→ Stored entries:

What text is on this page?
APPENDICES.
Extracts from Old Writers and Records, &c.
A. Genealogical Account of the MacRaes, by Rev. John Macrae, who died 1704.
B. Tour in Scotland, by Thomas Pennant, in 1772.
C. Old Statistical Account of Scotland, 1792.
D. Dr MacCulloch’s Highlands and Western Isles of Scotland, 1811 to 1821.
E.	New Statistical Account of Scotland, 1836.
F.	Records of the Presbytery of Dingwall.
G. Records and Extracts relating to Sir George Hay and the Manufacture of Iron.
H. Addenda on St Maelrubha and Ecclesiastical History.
---
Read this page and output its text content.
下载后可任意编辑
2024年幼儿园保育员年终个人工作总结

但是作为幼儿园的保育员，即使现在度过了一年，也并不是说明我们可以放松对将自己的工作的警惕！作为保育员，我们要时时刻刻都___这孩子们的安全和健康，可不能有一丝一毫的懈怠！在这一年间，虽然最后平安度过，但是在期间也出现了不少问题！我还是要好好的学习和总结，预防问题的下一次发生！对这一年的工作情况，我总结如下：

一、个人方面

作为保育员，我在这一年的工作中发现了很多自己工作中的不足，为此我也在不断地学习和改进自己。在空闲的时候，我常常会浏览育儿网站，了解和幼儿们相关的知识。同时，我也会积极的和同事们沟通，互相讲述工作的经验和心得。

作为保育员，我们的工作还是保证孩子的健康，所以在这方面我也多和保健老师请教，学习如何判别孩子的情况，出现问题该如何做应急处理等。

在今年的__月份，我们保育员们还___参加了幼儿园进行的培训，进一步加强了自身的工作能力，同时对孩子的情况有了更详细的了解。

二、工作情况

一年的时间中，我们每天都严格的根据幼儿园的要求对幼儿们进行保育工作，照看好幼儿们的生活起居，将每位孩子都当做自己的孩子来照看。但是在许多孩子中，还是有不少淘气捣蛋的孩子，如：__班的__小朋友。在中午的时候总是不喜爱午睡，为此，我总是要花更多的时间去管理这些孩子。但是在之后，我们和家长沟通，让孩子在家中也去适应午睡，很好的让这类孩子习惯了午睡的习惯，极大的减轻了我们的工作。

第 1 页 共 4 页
...
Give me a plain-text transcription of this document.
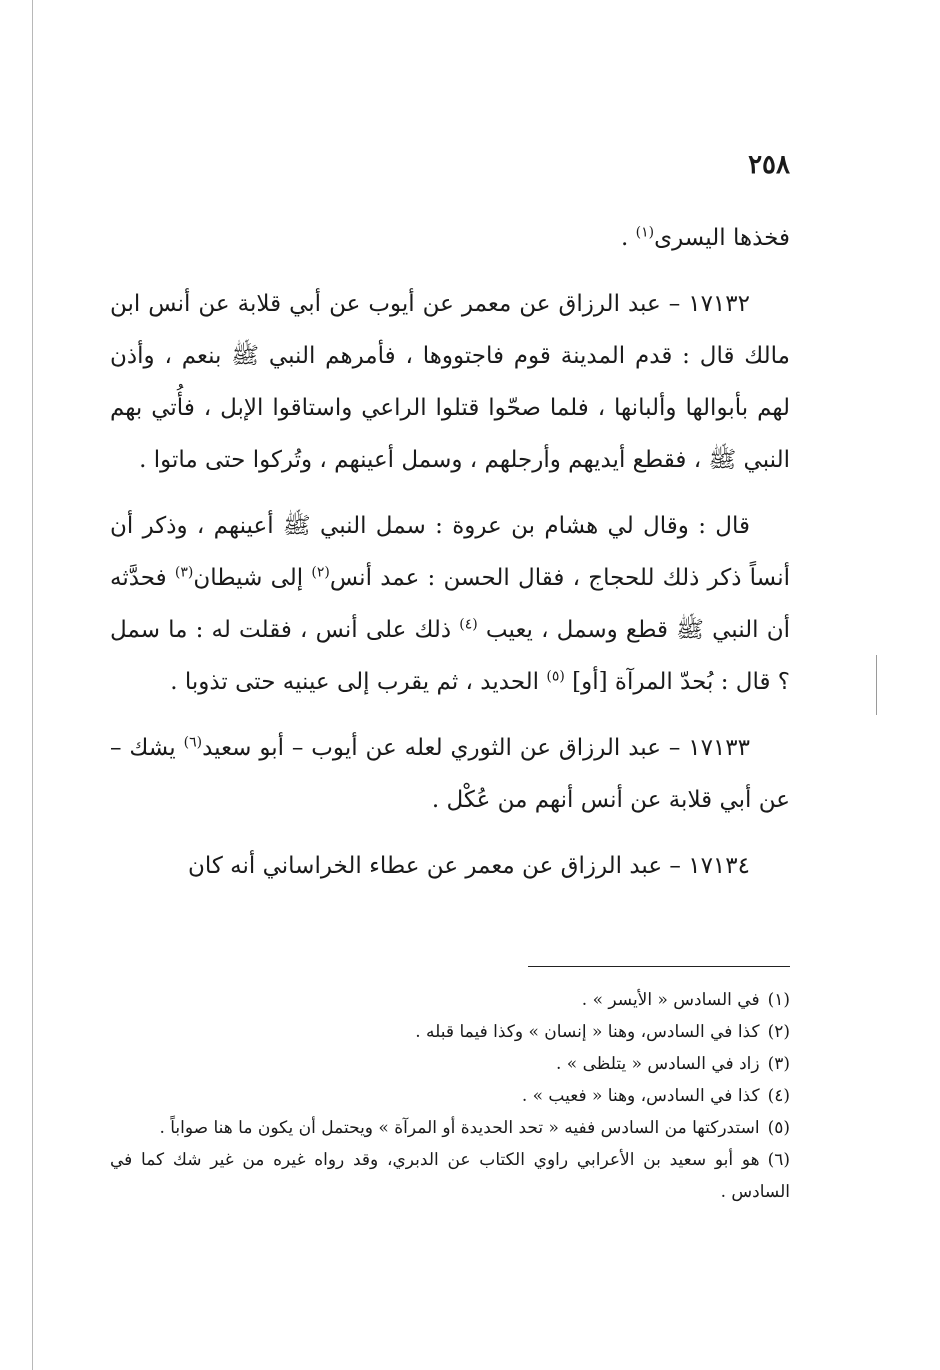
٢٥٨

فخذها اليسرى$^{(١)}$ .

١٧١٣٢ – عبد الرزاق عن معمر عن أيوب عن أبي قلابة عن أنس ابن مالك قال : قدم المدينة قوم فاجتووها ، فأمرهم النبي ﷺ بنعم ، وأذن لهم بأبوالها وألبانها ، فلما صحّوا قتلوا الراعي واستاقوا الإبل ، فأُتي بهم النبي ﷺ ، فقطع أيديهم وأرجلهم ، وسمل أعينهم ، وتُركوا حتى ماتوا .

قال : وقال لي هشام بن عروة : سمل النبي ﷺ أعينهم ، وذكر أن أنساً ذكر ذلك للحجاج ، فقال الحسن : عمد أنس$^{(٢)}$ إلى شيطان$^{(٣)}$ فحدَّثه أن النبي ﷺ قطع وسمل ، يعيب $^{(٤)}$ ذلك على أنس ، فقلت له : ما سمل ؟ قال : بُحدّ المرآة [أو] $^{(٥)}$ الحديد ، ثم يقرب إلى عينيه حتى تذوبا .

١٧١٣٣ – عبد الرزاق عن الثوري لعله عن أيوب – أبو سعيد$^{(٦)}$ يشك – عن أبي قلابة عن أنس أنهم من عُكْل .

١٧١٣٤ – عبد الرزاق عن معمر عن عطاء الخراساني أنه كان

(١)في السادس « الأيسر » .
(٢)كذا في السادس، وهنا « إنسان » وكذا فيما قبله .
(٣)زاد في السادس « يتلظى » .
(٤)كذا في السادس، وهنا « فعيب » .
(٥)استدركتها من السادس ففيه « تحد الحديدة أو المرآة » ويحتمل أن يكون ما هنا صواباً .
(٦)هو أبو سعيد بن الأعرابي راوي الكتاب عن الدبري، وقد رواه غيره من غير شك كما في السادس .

→ PROBLEM TO SOLVE: Return all lines with the word "السادس" in them.

→ EXPECTED ANSWER:
(١)في السادس « الأيسر » .
(٢)كذا في السادس، وهنا « إنسان » وكذا فيما قبله .
(٣)زاد في السادس « يتلظى » .
(٤)كذا في السادس، وهنا « فعيب » .
(٥)استدركتها من السادس ففيه « تحد الحديدة أو المرآة » ويحتمل أن يكون ما هنا صواباً .
(٦)هو أبو سعيد بن الأعرابي راوي الكتاب عن الدبري، وقد رواه غيره من غير شك كما في السادس .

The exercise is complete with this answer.